> [Problem description]
Your task is to transcribe the data in full.

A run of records
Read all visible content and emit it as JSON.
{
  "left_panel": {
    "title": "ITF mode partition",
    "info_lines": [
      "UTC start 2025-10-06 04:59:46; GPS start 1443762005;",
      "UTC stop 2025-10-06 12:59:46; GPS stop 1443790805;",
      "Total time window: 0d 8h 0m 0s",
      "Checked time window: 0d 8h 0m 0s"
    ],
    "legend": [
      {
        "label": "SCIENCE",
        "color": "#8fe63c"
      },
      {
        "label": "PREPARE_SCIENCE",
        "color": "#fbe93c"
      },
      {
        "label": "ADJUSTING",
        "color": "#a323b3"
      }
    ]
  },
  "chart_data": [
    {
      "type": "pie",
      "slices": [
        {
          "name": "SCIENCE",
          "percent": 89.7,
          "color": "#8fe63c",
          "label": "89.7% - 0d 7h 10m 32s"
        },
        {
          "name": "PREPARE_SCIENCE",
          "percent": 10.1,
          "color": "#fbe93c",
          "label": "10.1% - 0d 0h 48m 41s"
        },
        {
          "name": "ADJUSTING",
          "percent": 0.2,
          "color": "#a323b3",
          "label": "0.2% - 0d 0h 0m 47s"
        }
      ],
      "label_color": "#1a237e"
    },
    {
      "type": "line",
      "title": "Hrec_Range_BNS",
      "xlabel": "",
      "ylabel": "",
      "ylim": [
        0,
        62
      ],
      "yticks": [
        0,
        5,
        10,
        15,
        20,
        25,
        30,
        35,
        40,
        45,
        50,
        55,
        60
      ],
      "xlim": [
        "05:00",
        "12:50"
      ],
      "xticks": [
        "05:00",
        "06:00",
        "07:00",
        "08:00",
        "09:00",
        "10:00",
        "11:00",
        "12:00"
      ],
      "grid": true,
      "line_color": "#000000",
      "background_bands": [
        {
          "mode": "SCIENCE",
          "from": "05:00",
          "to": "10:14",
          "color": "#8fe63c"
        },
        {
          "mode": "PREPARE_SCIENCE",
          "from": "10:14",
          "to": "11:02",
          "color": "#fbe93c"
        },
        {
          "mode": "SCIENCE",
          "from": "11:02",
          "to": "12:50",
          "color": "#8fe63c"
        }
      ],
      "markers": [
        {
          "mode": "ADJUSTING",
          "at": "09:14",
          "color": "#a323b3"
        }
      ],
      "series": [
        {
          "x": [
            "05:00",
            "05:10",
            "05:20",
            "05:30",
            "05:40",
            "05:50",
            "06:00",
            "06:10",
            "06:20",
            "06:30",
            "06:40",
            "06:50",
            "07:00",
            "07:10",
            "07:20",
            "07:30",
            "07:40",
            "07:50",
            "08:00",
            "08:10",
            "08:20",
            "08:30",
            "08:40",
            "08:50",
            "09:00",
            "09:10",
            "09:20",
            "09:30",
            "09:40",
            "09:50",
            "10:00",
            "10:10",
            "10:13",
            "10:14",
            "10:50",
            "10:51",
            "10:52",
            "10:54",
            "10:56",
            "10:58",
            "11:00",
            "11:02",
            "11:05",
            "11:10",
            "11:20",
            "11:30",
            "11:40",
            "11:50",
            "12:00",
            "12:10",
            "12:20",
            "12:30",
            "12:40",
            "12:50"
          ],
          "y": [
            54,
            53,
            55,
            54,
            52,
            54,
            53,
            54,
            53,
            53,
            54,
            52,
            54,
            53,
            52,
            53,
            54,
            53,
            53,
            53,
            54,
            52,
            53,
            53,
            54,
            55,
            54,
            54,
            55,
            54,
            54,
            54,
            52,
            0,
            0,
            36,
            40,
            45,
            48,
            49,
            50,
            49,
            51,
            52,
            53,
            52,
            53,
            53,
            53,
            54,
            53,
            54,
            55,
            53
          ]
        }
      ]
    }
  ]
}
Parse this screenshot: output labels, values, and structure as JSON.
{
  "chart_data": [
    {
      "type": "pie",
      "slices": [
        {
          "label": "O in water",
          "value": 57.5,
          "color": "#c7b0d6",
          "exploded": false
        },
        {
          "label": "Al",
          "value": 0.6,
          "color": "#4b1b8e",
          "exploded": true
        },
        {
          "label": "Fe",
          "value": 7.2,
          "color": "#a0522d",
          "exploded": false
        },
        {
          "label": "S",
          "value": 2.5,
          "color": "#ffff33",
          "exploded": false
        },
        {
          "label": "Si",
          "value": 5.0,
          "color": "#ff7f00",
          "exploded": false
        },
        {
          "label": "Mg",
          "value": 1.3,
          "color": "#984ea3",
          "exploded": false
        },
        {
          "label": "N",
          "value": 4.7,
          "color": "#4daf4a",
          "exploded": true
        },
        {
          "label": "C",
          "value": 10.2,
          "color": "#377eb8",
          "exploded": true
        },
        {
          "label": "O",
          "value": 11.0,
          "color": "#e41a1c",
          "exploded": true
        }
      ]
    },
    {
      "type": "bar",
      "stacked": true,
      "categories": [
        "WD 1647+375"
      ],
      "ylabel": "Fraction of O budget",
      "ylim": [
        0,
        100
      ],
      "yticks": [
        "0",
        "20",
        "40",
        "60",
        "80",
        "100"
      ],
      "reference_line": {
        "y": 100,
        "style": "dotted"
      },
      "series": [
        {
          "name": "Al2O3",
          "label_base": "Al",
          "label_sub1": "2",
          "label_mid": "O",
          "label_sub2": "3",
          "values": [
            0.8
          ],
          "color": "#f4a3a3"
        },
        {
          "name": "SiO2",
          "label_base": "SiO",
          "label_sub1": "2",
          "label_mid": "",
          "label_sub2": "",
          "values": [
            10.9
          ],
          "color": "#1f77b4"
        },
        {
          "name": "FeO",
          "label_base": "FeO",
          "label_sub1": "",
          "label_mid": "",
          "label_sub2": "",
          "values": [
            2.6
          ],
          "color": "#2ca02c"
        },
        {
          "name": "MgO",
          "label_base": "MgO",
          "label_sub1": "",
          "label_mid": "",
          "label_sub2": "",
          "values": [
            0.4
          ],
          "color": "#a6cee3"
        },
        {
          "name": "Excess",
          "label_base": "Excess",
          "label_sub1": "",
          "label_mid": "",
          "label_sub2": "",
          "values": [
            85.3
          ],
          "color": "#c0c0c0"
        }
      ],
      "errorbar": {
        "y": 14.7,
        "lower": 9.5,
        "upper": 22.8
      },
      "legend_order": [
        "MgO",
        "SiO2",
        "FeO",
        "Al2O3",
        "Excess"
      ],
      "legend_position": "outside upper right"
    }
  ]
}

> [Solved problem]
Read all visible content and emit it as JSON.
{
  "left_panel": {
    "title": "ITF mode partition",
    "info_lines": [
      "UTC start 2025-10-06 04:59:46; GPS start 1443762005;",
      "UTC stop 2025-10-06 12:59:46; GPS stop 1443790805;",
      "Total time window: 0d 8h 0m 0s",
      "Checked time window: 0d 8h 0m 0s"
    ],
    "legend": [
      {
        "label": "SCIENCE",
        "color": "#8fe63c"
      },
      {
        "label": "PREPARE_SCIENCE",
        "color": "#fbe93c"
      },
      {
        "label": "ADJUSTING",
        "color": "#a323b3"
      }
    ]
  },
  "chart_data": [
    {
      "type": "pie",
      "slices": [
        {
          "name": "SCIENCE",
          "percent": 89.7,
          "color": "#8fe63c",
          "label": "89.7% - 0d 7h 10m 32s"
        },
        {
          "name": "PREPARE_SCIENCE",
          "percent": 10.1,
          "color": "#fbe93c",
          "label": "10.1% - 0d 0h 48m 41s"
        },
        {
          "name": "ADJUSTING",
          "percent": 0.2,
          "color": "#a323b3",
          "label": "0.2% - 0d 0h 0m 47s"
        }
      ],
      "label_color": "#1a237e"
    },
    {
      "type": "line",
      "title": "Hrec_Range_BNS",
      "xlabel": "",
      "ylabel": "",
      "ylim": [
        0,
        62
      ],
      "yticks": [
        0,
        5,
        10,
        15,
        20,
        25,
        30,
        35,
        40,
        45,
        50,
        55,
        60
      ],
      "xlim": [
        "05:00",
        "12:50"
      ],
      "xticks": [
        "05:00",
        "06:00",
        "07:00",
        "08:00",
        "09:00",
        "10:00",
        "11:00",
        "12:00"
      ],
      "grid": true,
      "line_color": "#000000",
      "background_bands": [
        {
          "mode": "SCIENCE",
          "from": "05:00",
          "to": "10:14",
          "color": "#8fe63c"
        },
        {
          "mode": "PREPARE_SCIENCE",
          "from": "10:14",
          "to": "11:02",
          "color": "#fbe93c"
        },
        {
          "mode": "SCIENCE",
          "from": "11:02",
          "to": "12:50",
          "color": "#8fe63c"
        }
      ],
      "markers": [
        {
          "mode": "ADJUSTING",
          "at": "09:14",
          "color": "#a323b3"
        }
      ],
      "series": [
        {
          "x": [
            "05:00",
            "05:10",
            "05:20",
            "05:30",
            "05:40",
            "05:50",
            "06:00",
            "06:10",
            "06:20",
            "06:30",
            "06:40",
            "06:50",
            "07:00",
            "07:10",
            "07:20",
            "07:30",
            "07:40",
            "07:50",
            "08:00",
            "08:10",
            "08:20",
            "08:30",
            "08:40",
            "08:50",
            "09:00",
            "09:10",
            "09:20",
            "09:30",
            "09:40",
            "09:50",
            "10:00",
            "10:10",
            "10:13",
            "10:14",
            "10:50",
            "10:51",
            "10:52",
            "10:54",
            "10:56",
            "10:58",
            "11:00",
            "11:02",
            "11:05",
            "11:10",
            "11:20",
            "11:30",
            "11:40",
            "11:50",
            "12:00",
            "12:10",
            "12:20",
            "12:30",
            "12:40",
            "12:50"
          ],
          "y": [
            54,
            53,
            55,
            54,
            52,
            54,
            53,
            54,
            53,
            53,
            54,
            52,
            54,
            53,
            52,
            53,
            54,
            53,
            53,
            53,
            54,
            52,
            53,
            53,
            54,
            55,
            54,
            54,
            55,
            54,
            54,
            54,
            52,
            0,
            0,
            36,
            40,
            45,
            48,
            49,
            50,
            49,
            51,
            52,
            53,
            52,
            53,
            53,
            53,
            54,
            53,
            54,
            55,
            53
          ]
        }
      ]
    }
  ]
}
Parse this screenshot: output labels, values, and structure as JSON.
{
  "chart_data": [
    {
      "type": "pie",
      "slices": [
        {
          "label": "O in water",
          "value": 57.5,
          "color": "#c7b0d6",
          "exploded": false
        },
        {
          "label": "Al",
          "value": 0.6,
          "color": "#4b1b8e",
          "exploded": true
        },
        {
          "label": "Fe",
          "value": 7.2,
          "color": "#a0522d",
          "exploded": false
        },
        {
          "label": "S",
          "value": 2.5,
          "color": "#ffff33",
          "exploded": false
        },
        {
          "label": "Si",
          "value": 5.0,
          "color": "#ff7f00",
          "exploded": false
        },
        {
          "label": "Mg",
          "value": 1.3,
          "color": "#984ea3",
          "exploded": false
        },
        {
          "label": "N",
          "value": 4.7,
          "color": "#4daf4a",
          "exploded": true
        },
        {
          "label": "C",
          "value": 10.2,
          "color": "#377eb8",
          "exploded": true
        },
        {
          "label": "O",
          "value": 11.0,
          "color": "#e41a1c",
          "exploded": true
        }
      ]
    },
    {
      "type": "bar",
      "stacked": true,
      "categories": [
        "WD 1647+375"
      ],
      "ylabel": "Fraction of O budget",
      "ylim": [
        0,
        100
      ],
      "yticks": [
        "0",
        "20",
        "40",
        "60",
        "80",
        "100"
      ],
      "reference_line": {
        "y": 100,
        "style": "dotted"
      },
      "series": [
        {
          "name": "Al2O3",
          "label_base": "Al",
          "label_sub1": "2",
          "label_mid": "O",
          "label_sub2": "3",
          "values": [
            0.8
          ],
          "color": "#f4a3a3"
        },
        {
          "name": "SiO2",
          "label_base": "SiO",
          "label_sub1": "2",
          "label_mid": "",
          "label_sub2": "",
          "values": [
            10.9
          ],
          "color": "#1f77b4"
        },
        {
          "name": "FeO",
          "label_base": "FeO",
          "label_sub1": "",
          "label_mid": "",
          "label_sub2": "",
          "values": [
            2.6
          ],
          "color": "#2ca02c"
        },
        {
          "name": "MgO",
          "label_base": "MgO",
          "label_sub1": "",
          "label_mid": "",
          "label_sub2": "",
          "values": [
            0.4
          ],
          "color": "#a6cee3"
        },
        {
          "name": "Excess",
          "label_base": "Excess",
          "label_sub1": "",
          "label_mid": "",
          "label_sub2": "",
          "values": [
            85.3
          ],
          "color": "#c0c0c0"
        }
      ],
      "errorbar": {
        "y": 14.7,
        "lower": 9.5,
        "upper": 22.8
      },
      "legend_order": [
        "MgO",
        "SiO2",
        "FeO",
        "Al2O3",
        "Excess"
      ],
      "legend_position": "outside upper right"
    }
  ]
}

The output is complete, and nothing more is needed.